▸ **WHAT THE TASK ASKS**:
Write each line out again exactly as written.

[Records that describe figures]
-=-=-=-=-
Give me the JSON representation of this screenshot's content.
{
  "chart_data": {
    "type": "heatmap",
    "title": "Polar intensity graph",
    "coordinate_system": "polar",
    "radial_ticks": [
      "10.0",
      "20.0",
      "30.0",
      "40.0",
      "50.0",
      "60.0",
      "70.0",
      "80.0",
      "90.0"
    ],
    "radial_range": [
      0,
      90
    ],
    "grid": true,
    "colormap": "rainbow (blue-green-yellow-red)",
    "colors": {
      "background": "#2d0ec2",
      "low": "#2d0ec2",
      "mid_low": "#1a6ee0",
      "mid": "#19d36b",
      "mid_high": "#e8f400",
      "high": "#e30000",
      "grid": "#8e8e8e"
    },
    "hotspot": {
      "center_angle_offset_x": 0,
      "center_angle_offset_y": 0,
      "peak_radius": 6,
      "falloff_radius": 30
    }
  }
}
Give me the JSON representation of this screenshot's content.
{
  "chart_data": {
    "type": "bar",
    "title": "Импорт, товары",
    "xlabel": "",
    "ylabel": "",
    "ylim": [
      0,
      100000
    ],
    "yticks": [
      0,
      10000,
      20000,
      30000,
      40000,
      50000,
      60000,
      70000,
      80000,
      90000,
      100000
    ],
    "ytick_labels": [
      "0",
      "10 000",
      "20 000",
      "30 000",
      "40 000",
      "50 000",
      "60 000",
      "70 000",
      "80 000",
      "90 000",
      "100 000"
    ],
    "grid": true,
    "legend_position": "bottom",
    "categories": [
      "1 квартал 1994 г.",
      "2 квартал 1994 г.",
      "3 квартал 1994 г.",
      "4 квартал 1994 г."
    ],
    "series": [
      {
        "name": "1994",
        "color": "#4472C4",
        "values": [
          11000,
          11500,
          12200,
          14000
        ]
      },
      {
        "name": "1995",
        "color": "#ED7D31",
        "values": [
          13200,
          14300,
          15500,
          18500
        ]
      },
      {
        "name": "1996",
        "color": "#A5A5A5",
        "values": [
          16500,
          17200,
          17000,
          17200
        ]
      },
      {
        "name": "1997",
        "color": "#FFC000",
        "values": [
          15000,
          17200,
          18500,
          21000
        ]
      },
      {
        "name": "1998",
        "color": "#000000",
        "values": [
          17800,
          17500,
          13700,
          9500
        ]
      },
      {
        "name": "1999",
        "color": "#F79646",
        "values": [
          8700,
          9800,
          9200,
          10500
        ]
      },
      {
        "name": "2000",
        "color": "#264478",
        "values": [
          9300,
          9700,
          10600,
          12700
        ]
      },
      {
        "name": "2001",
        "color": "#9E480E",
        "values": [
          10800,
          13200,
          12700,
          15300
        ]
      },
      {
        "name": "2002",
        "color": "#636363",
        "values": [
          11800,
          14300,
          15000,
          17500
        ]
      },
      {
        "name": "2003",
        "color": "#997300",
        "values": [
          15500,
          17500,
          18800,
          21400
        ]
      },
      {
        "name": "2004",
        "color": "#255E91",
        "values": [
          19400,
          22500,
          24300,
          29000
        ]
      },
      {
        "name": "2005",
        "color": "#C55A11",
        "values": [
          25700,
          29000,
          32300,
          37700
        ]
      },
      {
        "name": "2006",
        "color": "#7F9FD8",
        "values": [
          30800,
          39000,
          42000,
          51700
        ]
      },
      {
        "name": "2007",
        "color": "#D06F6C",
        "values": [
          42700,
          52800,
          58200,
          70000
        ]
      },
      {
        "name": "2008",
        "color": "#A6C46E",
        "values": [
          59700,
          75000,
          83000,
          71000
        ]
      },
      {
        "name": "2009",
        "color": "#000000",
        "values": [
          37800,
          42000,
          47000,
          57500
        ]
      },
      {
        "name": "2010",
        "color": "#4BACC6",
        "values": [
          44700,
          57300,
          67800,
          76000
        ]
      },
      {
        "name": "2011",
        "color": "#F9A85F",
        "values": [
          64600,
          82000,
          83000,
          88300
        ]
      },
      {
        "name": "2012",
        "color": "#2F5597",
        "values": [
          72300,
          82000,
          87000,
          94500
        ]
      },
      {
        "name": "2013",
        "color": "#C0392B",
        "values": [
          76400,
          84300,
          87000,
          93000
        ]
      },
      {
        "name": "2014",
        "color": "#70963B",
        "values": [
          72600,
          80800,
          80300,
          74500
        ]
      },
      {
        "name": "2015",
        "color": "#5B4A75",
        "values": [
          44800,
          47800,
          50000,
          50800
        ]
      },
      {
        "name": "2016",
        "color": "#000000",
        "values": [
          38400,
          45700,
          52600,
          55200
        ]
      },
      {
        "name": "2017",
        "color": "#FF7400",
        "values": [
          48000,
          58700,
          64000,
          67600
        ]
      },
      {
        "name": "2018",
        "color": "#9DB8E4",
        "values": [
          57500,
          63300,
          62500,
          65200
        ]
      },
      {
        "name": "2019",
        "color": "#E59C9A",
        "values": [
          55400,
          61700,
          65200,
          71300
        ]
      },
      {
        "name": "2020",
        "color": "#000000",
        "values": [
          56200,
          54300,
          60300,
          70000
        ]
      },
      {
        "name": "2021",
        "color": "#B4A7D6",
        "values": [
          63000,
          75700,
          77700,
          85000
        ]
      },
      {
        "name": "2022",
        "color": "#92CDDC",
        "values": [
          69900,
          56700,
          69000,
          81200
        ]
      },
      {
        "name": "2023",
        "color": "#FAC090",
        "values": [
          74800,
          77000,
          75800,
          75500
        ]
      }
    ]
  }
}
-=-=-=-=-
▸ **FULL ANSWER**:
Give me the JSON representation of this screenshot's content.
{
  "chart_data": {
    "type": "heatmap",
    "title": "Polar intensity graph",
    "coordinate_system": "polar",
    "radial_ticks": [
      "10.0",
      "20.0",
      "30.0",
      "40.0",
      "50.0",
      "60.0",
      "70.0",
      "80.0",
      "90.0"
    ],
    "radial_range": [
      0,
      90
    ],
    "grid": true,
    "colormap": "rainbow (blue-green-yellow-red)",
    "colors": {
      "background": "#2d0ec2",
      "low": "#2d0ec2",
      "mid_low": "#1a6ee0",
      "mid": "#19d36b",
      "mid_high": "#e8f400",
      "high": "#e30000",
      "grid": "#8e8e8e"
    },
    "hotspot": {
      "center_angle_offset_x": 0,
      "center_angle_offset_y": 0,
      "peak_radius": 6,
      "falloff_radius": 30
    }
  }
}
Give me the JSON representation of this screenshot's content.
{
  "chart_data": {
    "type": "bar",
    "title": "Импорт, товары",
    "xlabel": "",
    "ylabel": "",
    "ylim": [
      0,
      100000
    ],
    "yticks": [
      0,
      10000,
      20000,
      30000,
      40000,
      50000,
      60000,
      70000,
      80000,
      90000,
      100000
    ],
    "ytick_labels": [
      "0",
      "10 000",
      "20 000",
      "30 000",
      "40 000",
      "50 000",
      "60 000",
      "70 000",
      "80 000",
      "90 000",
      "100 000"
    ],
    "grid": true,
    "legend_position": "bottom",
    "categories": [
      "1 квартал 1994 г.",
      "2 квартал 1994 г.",
      "3 квартал 1994 г.",
      "4 квартал 1994 г."
    ],
    "series": [
      {
        "name": "1994",
        "color": "#4472C4",
        "values": [
          11000,
          11500,
          12200,
          14000
        ]
      },
      {
        "name": "1995",
        "color": "#ED7D31",
        "values": [
          13200,
          14300,
          15500,
          18500
        ]
      },
      {
        "name": "1996",
        "color": "#A5A5A5",
        "values": [
          16500,
          17200,
          17000,
          17200
        ]
      },
      {
        "name": "1997",
        "color": "#FFC000",
        "values": [
          15000,
          17200,
          18500,
          21000
        ]
      },
      {
        "name": "1998",
        "color": "#000000",
        "values": [
          17800,
          17500,
          13700,
          9500
        ]
      },
      {
        "name": "1999",
        "color": "#F79646",
        "values": [
          8700,
          9800,
          9200,
          10500
        ]
      },
      {
        "name": "2000",
        "color": "#264478",
        "values": [
          9300,
          9700,
          10600,
          12700
        ]
      },
      {
        "name": "2001",
        "color": "#9E480E",
        "values": [
          10800,
          13200,
          12700,
          15300
        ]
      },
      {
        "name": "2002",
        "color": "#636363",
        "values": [
          11800,
          14300,
          15000,
          17500
        ]
      },
      {
        "name": "2003",
        "color": "#997300",
        "values": [
          15500,
          17500,
          18800,
          21400
        ]
      },
      {
        "name": "2004",
        "color": "#255E91",
        "values": [
          19400,
          22500,
          24300,
          29000
        ]
      },
      {
        "name": "2005",
        "color": "#C55A11",
        "values": [
          25700,
          29000,
          32300,
          37700
        ]
      },
      {
        "name": "2006",
        "color": "#7F9FD8",
        "values": [
          30800,
          39000,
          42000,
          51700
        ]
      },
      {
        "name": "2007",
        "color": "#D06F6C",
        "values": [
          42700,
          52800,
          58200,
          70000
        ]
      },
      {
        "name": "2008",
        "color": "#A6C46E",
        "values": [
          59700,
          75000,
          83000,
          71000
        ]
      },
      {
        "name": "2009",
        "color": "#000000",
        "values": [
          37800,
          42000,
          47000,
          57500
        ]
      },
      {
        "name": "2010",
        "color": "#4BACC6",
        "values": [
          44700,
          57300,
          67800,
          76000
        ]
      },
      {
        "name": "2011",
        "color": "#F9A85F",
        "values": [
          64600,
          82000,
          83000,
          88300
        ]
      },
      {
        "name": "2012",
        "color": "#2F5597",
        "values": [
          72300,
          82000,
          87000,
          94500
        ]
      },
      {
        "name": "2013",
        "color": "#C0392B",
        "values": [
          76400,
          84300,
          87000,
          93000
        ]
      },
      {
        "name": "2014",
        "color": "#70963B",
        "values": [
          72600,
          80800,
          80300,
          74500
        ]
      },
      {
        "name": "2015",
        "color": "#5B4A75",
        "values": [
          44800,
          47800,
          50000,
          50800
        ]
      },
      {
        "name": "2016",
        "color": "#000000",
        "values": [
          38400,
          45700,
          52600,
          55200
        ]
      },
      {
        "name": "2017",
        "color": "#FF7400",
        "values": [
          48000,
          58700,
          64000,
          67600
        ]
      },
      {
        "name": "2018",
        "color": "#9DB8E4",
        "values": [
          57500,
          63300,
          62500,
          65200
        ]
      },
      {
        "name": "2019",
        "color": "#E59C9A",
        "values": [
          55400,
          61700,
          65200,
          71300
        ]
      },
      {
        "name": "2020",
        "color": "#000000",
        "values": [
          56200,
          54300,
          60300,
          70000
        ]
      },
      {
        "name": "2021",
        "color": "#B4A7D6",
        "values": [
          63000,
          75700,
          77700,
          85000
        ]
      },
      {
        "name": "2022",
        "color": "#92CDDC",
        "values": [
          69900,
          56700,
          69000,
          81200
        ]
      },
      {
        "name": "2023",
        "color": "#FAC090",
        "values": [
          74800,
          77000,
          75800,
          75500
        ]
      }
    ]
  }
}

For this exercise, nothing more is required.